Instructions for the task ▸ All entries are to be given again verbatim.

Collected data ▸
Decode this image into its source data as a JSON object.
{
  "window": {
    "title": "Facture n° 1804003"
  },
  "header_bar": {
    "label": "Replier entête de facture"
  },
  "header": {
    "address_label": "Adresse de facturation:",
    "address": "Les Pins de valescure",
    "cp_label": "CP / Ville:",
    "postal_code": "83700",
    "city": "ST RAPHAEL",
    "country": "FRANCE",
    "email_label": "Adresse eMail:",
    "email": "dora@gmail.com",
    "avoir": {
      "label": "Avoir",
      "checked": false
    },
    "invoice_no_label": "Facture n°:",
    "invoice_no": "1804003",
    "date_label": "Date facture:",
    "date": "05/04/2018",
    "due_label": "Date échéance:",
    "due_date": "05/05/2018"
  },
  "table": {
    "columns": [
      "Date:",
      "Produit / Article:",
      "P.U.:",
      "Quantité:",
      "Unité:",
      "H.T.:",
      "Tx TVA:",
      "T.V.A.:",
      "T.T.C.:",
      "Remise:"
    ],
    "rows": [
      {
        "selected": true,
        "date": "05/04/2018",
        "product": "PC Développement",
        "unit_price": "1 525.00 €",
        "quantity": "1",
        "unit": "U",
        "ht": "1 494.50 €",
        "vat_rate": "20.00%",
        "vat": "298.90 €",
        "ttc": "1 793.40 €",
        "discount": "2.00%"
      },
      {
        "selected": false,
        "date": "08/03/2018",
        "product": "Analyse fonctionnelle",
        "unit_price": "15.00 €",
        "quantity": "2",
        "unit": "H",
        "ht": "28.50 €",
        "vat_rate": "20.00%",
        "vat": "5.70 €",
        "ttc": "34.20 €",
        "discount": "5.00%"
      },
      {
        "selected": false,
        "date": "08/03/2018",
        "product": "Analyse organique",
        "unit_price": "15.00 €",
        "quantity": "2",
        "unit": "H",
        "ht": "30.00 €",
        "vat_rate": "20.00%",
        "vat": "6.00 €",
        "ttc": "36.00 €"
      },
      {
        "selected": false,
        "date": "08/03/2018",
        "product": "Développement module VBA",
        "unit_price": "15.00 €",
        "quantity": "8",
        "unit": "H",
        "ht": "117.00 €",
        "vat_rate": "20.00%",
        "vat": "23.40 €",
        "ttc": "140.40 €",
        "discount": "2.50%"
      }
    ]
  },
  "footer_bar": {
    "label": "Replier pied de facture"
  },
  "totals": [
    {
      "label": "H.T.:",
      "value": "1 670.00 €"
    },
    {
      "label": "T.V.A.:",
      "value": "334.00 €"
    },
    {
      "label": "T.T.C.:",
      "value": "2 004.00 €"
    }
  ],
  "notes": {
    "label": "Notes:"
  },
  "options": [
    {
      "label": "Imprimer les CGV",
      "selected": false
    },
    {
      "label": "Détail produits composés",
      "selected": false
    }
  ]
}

Solved problem ▸
Decode this image into its source data as a JSON object.
{
  "window": {
    "title": "Facture n° 1804003"
  },
  "header_bar": {
    "label": "Replier entête de facture"
  },
  "header": {
    "address_label": "Adresse de facturation:",
    "address": "Les Pins de valescure",
    "cp_label": "CP / Ville:",
    "postal_code": "83700",
    "city": "ST RAPHAEL",
    "country": "FRANCE",
    "email_label": "Adresse eMail:",
    "email": "dora@gmail.com",
    "avoir": {
      "label": "Avoir",
      "checked": false
    },
    "invoice_no_label": "Facture n°:",
    "invoice_no": "1804003",
    "date_label": "Date facture:",
    "date": "05/04/2018",
    "due_label": "Date échéance:",
    "due_date": "05/05/2018"
  },
  "table": {
    "columns": [
      "Date:",
      "Produit / Article:",
      "P.U.:",
      "Quantité:",
      "Unité:",
      "H.T.:",
      "Tx TVA:",
      "T.V.A.:",
      "T.T.C.:",
      "Remise:"
    ],
    "rows": [
      {
        "selected": true,
        "date": "05/04/2018",
        "product": "PC Développement",
        "unit_price": "1 525.00 €",
        "quantity": "1",
        "unit": "U",
        "ht": "1 494.50 €",
        "vat_rate": "20.00%",
        "vat": "298.90 €",
        "ttc": "1 793.40 €",
        "discount": "2.00%"
      },
      {
        "selected": false,
        "date": "08/03/2018",
        "product": "Analyse fonctionnelle",
        "unit_price": "15.00 €",
        "quantity": "2",
        "unit": "H",
        "ht": "28.50 €",
        "vat_rate": "20.00%",
        "vat": "5.70 €",
        "ttc": "34.20 €",
        "discount": "5.00%"
      },
      {
        "selected": false,
        "date": "08/03/2018",
        "product": "Analyse organique",
        "unit_price": "15.00 €",
        "quantity": "2",
        "unit": "H",
        "ht": "30.00 €",
        "vat_rate": "20.00%",
        "vat": "6.00 €",
        "ttc": "36.00 €"
      },
      {
        "selected": false,
        "date": "08/03/2018",
        "product": "Développement module VBA",
        "unit_price": "15.00 €",
        "quantity": "8",
        "unit": "H",
        "ht": "117.00 €",
        "vat_rate": "20.00%",
        "vat": "23.40 €",
        "ttc": "140.40 €",
        "discount": "2.50%"
      }
    ]
  },
  "footer_bar": {
    "label": "Replier pied de facture"
  },
  "totals": [
    {
      "label": "H.T.:",
      "value": "1 670.00 €"
    },
    {
      "label": "T.V.A.:",
      "value": "334.00 €"
    },
    {
      "label": "T.T.C.:",
      "value": "2 004.00 €"
    }
  ],
  "notes": {
    "label": "Notes:"
  },
  "options": [
    {
      "label": "Imprimer les CGV",
      "selected": false
    },
    {
      "label": "Détail produits composés",
      "selected": false
    }
  ]
}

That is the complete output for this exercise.